## What to produce
Your copy of the material must match it exactly, except that pictures are dropped.

## Source data

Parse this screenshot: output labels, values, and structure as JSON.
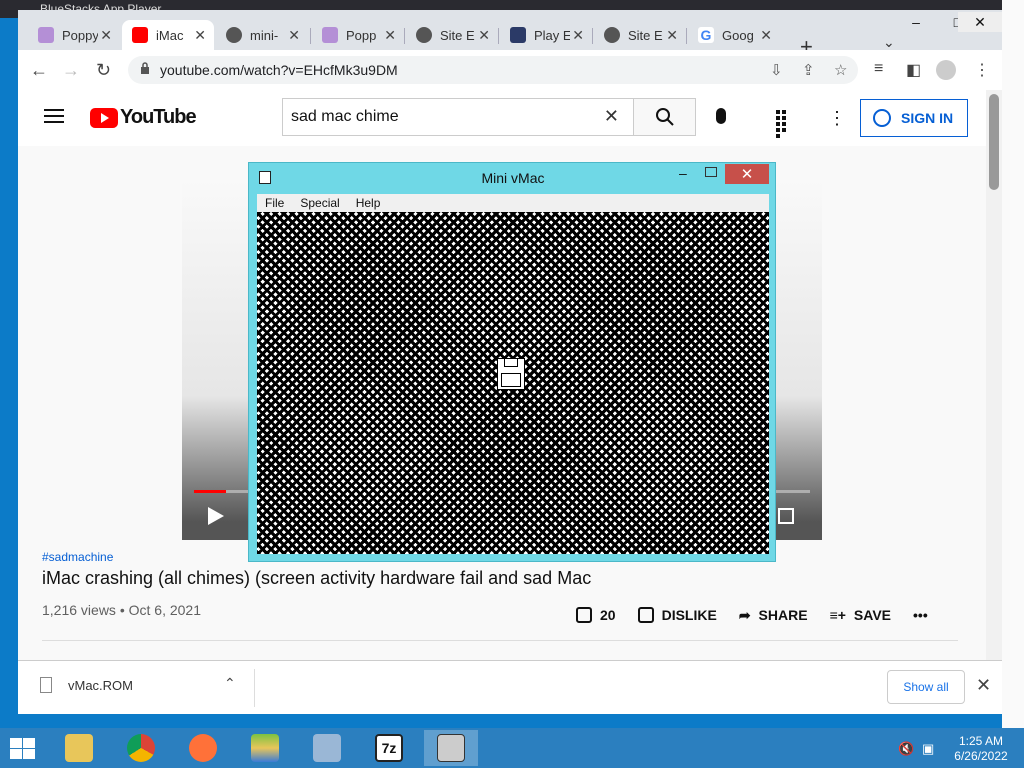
{
  "behind_window": {
    "title": "BlueStacks App Player"
  },
  "browser": {
    "tabs": [
      {
        "title": "Poppy",
        "color": "#b48fd6"
      },
      {
        "title": "iMac",
        "color": "#ff0000",
        "active": true
      },
      {
        "title": "mini-",
        "color": "#555555"
      },
      {
        "title": "Popp",
        "color": "#b48fd6"
      },
      {
        "title": "Site E",
        "color": "#555555"
      },
      {
        "title": "Play E",
        "color": "#2b3a67"
      },
      {
        "title": "Site E",
        "color": "#555555"
      },
      {
        "title": "Goog",
        "color": "#4285f4"
      }
    ],
    "address": "youtube.com/watch?v=EHcfMk3u9DM",
    "window_controls": {
      "minimize": "–",
      "maximize": "□",
      "close": "✕"
    }
  },
  "youtube": {
    "logo_text": "YouTube",
    "search_value": "sad mac chime",
    "sign_in": "SIGN IN",
    "hashtag": "#sadmachine",
    "video_title": "iMac crashing (all chimes) (screen activity hardware fail and sad Mac",
    "views": "1,216 views • Oct 6, 2021",
    "likes": "20",
    "dislike": "DISLIKE",
    "share": "SHARE",
    "save": "SAVE",
    "more": "•••"
  },
  "downloads": {
    "file": "vMac.ROM",
    "show_all": "Show all"
  },
  "vmac": {
    "title": "Mini vMac",
    "menu": [
      "File",
      "Special",
      "Help"
    ]
  },
  "taskbar": {
    "time": "1:25 AM",
    "date": "6/26/2022",
    "apps": [
      {
        "icon": "file-explorer-icon",
        "color": "#e8c65a"
      },
      {
        "icon": "chrome-icon",
        "color": "#db4437"
      },
      {
        "icon": "firefox-icon",
        "color": "#ff7139"
      },
      {
        "icon": "bluestacks-icon",
        "color": "#7cc242"
      },
      {
        "icon": "control-panel-icon",
        "color": "#9ab7d6"
      },
      {
        "icon": "7zip-icon",
        "color": "#222222"
      },
      {
        "icon": "mini-vmac-icon",
        "color": "#cccccc"
      }
    ]
  }
}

## Correct output
Parse this screenshot: output labels, values, and structure as JSON.
{
  "behind_window": {
    "title": "BlueStacks App Player"
  },
  "browser": {
    "tabs": [
      {
        "title": "Poppy",
        "color": "#b48fd6"
      },
      {
        "title": "iMac",
        "color": "#ff0000",
        "active": true
      },
      {
        "title": "mini-",
        "color": "#555555"
      },
      {
        "title": "Popp",
        "color": "#b48fd6"
      },
      {
        "title": "Site E",
        "color": "#555555"
      },
      {
        "title": "Play E",
        "color": "#2b3a67"
      },
      {
        "title": "Site E",
        "color": "#555555"
      },
      {
        "title": "Goog",
        "color": "#4285f4"
      }
    ],
    "address": "youtube.com/watch?v=EHcfMk3u9DM",
    "window_controls": {
      "minimize": "–",
      "maximize": "□",
      "close": "✕"
    }
  },
  "youtube": {
    "logo_text": "YouTube",
    "search_value": "sad mac chime",
    "sign_in": "SIGN IN",
    "hashtag": "#sadmachine",
    "video_title": "iMac crashing (all chimes) (screen activity hardware fail and sad Mac",
    "views": "1,216 views • Oct 6, 2021",
    "likes": "20",
    "dislike": "DISLIKE",
    "share": "SHARE",
    "save": "SAVE",
    "more": "•••"
  },
  "downloads": {
    "file": "vMac.ROM",
    "show_all": "Show all"
  },
  "vmac": {
    "title": "Mini vMac",
    "menu": [
      "File",
      "Special",
      "Help"
    ]
  },
  "taskbar": {
    "time": "1:25 AM",
    "date": "6/26/2022",
    "apps": [
      {
        "icon": "file-explorer-icon",
        "color": "#e8c65a"
      },
      {
        "icon": "chrome-icon",
        "color": "#db4437"
      },
      {
        "icon": "firefox-icon",
        "color": "#ff7139"
      },
      {
        "icon": "bluestacks-icon",
        "color": "#7cc242"
      },
      {
        "icon": "control-panel-icon",
        "color": "#9ab7d6"
      },
      {
        "icon": "7zip-icon",
        "color": "#222222"
      },
      {
        "icon": "mini-vmac-icon",
        "color": "#cccccc"
      }
    ]
  }
}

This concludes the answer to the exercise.